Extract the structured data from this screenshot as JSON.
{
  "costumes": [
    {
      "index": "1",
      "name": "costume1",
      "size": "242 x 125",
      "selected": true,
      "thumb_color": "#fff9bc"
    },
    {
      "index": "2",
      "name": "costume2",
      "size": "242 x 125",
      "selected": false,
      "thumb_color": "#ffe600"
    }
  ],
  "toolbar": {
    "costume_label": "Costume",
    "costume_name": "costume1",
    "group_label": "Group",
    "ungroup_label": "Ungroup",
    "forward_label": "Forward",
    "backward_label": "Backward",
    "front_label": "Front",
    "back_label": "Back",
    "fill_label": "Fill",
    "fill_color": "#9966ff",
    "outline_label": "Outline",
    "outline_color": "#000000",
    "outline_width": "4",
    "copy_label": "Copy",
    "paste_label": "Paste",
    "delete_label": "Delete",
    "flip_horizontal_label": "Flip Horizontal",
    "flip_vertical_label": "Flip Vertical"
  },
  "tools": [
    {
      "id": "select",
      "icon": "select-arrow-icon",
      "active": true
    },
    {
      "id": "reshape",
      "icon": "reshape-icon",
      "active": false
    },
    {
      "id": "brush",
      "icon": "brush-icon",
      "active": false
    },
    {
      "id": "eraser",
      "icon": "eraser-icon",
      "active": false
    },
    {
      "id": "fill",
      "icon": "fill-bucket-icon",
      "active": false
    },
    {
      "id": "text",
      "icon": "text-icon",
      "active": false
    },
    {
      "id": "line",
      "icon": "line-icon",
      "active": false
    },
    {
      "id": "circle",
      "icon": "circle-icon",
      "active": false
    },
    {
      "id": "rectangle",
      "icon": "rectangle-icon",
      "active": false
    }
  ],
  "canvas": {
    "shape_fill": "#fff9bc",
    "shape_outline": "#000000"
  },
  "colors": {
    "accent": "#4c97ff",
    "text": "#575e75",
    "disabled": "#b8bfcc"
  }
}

- - -

◆ **Exercise task**: Print back all the lines verbatim.

◆ **Solution to this exercise**:
Extract the structured data from this screenshot as JSON.
{
  "costumes": [
    {
      "index": "1",
      "name": "costume1",
      "size": "242 x 125",
      "selected": true,
      "thumb_color": "#fff9bc"
    },
    {
      "index": "2",
      "name": "costume2",
      "size": "242 x 125",
      "selected": false,
      "thumb_color": "#ffe600"
    }
  ],
  "toolbar": {
    "costume_label": "Costume",
    "costume_name": "costume1",
    "group_label": "Group",
    "ungroup_label": "Ungroup",
    "forward_label": "Forward",
    "backward_label": "Backward",
    "front_label": "Front",
    "back_label": "Back",
    "fill_label": "Fill",
    "fill_color": "#9966ff",
    "outline_label": "Outline",
    "outline_color": "#000000",
    "outline_width": "4",
    "copy_label": "Copy",
    "paste_label": "Paste",
    "delete_label": "Delete",
    "flip_horizontal_label": "Flip Horizontal",
    "flip_vertical_label": "Flip Vertical"
  },
  "tools": [
    {
      "id": "select",
      "icon": "select-arrow-icon",
      "active": true
    },
    {
      "id": "reshape",
      "icon": "reshape-icon",
      "active": false
    },
    {
      "id": "brush",
      "icon": "brush-icon",
      "active": false
    },
    {
      "id": "eraser",
      "icon": "eraser-icon",
      "active": false
    },
    {
      "id": "fill",
      "icon": "fill-bucket-icon",
      "active": false
    },
    {
      "id": "text",
      "icon": "text-icon",
      "active": false
    },
    {
      "id": "line",
      "icon": "line-icon",
      "active": false
    },
    {
      "id": "circle",
      "icon": "circle-icon",
      "active": false
    },
    {
      "id": "rectangle",
      "icon": "rectangle-icon",
      "active": false
    }
  ],
  "canvas": {
    "shape_fill": "#fff9bc",
    "shape_outline": "#000000"
  },
  "colors": {
    "accent": "#4c97ff",
    "text": "#575e75",
    "disabled": "#b8bfcc"
  }
}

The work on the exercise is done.